Gather every line in the data below that contains the string "legend", and copy each one out.

[RECORDS SHOWN start]

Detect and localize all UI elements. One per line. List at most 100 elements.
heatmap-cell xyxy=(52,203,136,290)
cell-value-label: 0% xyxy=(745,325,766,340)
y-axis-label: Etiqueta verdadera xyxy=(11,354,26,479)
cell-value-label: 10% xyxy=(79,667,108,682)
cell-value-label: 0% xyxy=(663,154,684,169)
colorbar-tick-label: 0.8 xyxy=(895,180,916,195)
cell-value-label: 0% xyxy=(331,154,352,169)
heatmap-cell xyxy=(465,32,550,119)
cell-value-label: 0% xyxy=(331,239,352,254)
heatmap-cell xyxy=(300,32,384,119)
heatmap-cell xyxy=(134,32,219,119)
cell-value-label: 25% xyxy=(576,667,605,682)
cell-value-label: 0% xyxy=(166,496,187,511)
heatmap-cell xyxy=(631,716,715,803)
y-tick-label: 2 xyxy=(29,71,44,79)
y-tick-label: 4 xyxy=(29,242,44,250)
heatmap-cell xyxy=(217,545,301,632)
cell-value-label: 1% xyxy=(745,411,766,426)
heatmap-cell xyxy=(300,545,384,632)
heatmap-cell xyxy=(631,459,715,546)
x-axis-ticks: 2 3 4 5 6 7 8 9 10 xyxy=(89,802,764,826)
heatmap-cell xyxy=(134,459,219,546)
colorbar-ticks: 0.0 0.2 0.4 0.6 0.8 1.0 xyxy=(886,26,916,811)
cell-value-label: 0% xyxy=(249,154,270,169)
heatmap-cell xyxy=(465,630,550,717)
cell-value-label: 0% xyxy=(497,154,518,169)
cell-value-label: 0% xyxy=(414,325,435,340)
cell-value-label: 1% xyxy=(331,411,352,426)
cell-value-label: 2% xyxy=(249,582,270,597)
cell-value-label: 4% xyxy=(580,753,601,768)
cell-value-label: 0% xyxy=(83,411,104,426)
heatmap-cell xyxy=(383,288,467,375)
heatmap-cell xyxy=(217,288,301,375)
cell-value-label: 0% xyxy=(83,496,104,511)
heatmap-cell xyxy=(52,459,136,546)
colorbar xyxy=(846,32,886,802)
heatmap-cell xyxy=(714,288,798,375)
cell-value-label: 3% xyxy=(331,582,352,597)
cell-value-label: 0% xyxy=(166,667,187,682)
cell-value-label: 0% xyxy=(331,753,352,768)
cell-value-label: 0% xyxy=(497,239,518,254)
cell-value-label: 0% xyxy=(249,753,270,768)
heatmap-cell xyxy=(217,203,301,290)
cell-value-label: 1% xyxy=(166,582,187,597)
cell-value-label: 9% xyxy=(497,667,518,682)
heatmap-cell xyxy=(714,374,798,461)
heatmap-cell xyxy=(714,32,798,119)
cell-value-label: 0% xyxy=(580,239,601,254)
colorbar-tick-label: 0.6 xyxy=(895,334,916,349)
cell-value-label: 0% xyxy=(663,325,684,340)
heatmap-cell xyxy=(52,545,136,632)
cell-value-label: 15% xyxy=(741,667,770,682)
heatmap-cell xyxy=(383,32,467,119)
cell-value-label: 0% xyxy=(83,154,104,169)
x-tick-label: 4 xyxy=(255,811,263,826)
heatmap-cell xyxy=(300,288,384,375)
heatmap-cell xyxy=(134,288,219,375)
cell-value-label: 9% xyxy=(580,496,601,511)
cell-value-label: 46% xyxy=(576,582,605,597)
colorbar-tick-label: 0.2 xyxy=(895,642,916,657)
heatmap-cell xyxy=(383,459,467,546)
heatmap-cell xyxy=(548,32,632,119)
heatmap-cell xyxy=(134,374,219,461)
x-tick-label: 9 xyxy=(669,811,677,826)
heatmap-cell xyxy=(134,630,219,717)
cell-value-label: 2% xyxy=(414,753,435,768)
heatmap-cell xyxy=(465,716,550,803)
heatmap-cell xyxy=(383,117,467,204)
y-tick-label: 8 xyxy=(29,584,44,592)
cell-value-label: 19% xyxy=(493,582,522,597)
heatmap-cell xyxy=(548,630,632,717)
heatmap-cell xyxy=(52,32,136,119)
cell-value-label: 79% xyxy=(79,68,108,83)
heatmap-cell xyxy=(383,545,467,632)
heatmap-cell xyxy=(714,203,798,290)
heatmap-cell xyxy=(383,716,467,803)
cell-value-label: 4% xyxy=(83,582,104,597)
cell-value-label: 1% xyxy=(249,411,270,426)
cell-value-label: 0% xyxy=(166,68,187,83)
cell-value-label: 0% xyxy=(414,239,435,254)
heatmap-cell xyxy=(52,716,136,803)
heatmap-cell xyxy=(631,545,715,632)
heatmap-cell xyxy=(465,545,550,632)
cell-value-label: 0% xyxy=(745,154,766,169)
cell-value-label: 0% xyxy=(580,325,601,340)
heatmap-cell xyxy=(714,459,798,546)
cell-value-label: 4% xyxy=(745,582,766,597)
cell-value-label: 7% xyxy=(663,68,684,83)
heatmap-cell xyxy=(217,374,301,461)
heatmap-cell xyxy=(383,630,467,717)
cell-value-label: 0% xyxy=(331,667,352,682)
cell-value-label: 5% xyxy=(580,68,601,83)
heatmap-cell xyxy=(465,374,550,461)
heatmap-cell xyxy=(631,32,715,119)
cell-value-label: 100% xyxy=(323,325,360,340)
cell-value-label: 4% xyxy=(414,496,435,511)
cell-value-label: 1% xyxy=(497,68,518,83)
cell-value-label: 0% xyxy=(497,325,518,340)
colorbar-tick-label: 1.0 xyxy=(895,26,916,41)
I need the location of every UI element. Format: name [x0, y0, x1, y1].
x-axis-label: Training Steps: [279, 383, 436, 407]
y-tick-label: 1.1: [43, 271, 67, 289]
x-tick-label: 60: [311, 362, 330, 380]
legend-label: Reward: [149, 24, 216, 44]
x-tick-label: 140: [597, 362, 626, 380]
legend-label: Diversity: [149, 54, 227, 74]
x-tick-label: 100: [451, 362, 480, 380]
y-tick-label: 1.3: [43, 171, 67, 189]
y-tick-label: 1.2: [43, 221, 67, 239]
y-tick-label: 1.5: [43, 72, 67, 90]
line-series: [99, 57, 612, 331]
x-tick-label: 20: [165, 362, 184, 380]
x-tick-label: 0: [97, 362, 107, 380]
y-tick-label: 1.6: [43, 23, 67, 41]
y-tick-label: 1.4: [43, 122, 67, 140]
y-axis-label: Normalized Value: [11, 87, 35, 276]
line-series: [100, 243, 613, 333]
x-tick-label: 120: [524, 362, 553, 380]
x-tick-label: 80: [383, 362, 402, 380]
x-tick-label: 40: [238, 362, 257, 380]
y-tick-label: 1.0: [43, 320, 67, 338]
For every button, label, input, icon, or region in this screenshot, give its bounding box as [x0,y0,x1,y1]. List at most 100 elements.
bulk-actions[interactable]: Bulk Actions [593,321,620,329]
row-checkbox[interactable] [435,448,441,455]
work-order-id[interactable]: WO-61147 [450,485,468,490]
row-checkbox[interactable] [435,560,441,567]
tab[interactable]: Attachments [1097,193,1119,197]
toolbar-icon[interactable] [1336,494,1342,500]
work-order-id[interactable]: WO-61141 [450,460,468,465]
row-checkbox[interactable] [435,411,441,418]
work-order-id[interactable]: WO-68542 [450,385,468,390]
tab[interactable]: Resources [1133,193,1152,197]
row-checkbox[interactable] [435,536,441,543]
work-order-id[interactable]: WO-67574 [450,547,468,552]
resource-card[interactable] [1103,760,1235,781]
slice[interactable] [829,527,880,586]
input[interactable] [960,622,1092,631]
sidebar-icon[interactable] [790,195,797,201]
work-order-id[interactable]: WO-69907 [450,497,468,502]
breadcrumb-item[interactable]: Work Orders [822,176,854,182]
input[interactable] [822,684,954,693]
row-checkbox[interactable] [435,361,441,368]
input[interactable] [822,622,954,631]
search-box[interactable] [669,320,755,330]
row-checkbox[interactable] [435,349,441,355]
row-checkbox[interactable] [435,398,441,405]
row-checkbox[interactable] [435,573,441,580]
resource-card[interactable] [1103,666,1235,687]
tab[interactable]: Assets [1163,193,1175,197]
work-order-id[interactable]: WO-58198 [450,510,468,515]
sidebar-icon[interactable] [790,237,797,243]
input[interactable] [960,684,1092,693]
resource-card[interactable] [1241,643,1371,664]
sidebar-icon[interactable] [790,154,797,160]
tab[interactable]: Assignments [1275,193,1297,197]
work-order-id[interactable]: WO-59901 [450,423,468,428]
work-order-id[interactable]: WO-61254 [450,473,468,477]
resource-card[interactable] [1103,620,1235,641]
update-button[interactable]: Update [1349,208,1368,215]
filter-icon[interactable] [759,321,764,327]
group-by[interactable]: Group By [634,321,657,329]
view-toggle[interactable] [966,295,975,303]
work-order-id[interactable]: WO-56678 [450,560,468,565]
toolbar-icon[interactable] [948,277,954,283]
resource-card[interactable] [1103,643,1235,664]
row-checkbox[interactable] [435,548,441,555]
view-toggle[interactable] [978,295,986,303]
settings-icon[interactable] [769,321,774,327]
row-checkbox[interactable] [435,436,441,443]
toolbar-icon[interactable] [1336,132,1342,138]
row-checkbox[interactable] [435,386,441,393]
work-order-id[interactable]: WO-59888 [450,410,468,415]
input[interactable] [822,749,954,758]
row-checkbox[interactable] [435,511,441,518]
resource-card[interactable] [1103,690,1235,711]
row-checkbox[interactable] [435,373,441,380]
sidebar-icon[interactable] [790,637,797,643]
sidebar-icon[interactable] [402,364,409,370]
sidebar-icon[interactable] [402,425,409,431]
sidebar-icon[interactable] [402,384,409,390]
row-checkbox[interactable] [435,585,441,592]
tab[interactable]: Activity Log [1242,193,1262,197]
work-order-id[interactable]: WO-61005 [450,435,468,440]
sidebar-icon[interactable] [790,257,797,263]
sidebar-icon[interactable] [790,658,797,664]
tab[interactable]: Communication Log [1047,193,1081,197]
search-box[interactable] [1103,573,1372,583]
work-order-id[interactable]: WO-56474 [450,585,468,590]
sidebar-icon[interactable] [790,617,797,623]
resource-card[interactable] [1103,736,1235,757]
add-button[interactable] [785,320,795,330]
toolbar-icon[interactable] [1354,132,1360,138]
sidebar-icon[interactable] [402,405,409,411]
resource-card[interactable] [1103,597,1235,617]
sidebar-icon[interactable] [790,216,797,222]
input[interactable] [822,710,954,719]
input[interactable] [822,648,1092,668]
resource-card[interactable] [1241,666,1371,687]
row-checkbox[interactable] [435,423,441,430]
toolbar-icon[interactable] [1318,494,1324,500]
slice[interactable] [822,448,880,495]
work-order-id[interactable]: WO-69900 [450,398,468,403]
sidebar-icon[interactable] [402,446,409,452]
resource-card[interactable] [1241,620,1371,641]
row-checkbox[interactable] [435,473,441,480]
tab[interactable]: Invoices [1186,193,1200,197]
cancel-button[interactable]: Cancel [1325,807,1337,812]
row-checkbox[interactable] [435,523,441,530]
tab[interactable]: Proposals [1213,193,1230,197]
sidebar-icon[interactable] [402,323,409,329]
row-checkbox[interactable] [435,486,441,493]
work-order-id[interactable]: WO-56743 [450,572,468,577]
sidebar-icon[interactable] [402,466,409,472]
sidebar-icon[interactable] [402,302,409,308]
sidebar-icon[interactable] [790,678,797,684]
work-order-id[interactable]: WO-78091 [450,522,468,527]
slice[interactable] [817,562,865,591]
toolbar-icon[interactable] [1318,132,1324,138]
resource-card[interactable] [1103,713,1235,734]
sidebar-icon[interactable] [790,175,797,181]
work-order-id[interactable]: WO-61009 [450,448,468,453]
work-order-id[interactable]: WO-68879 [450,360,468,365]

[RECORDS SHOWN end]

▸ FINAL RESULT:
legend-label: Reward: [149, 24, 216, 44]
legend-label: Diversity: [149, 54, 227, 74]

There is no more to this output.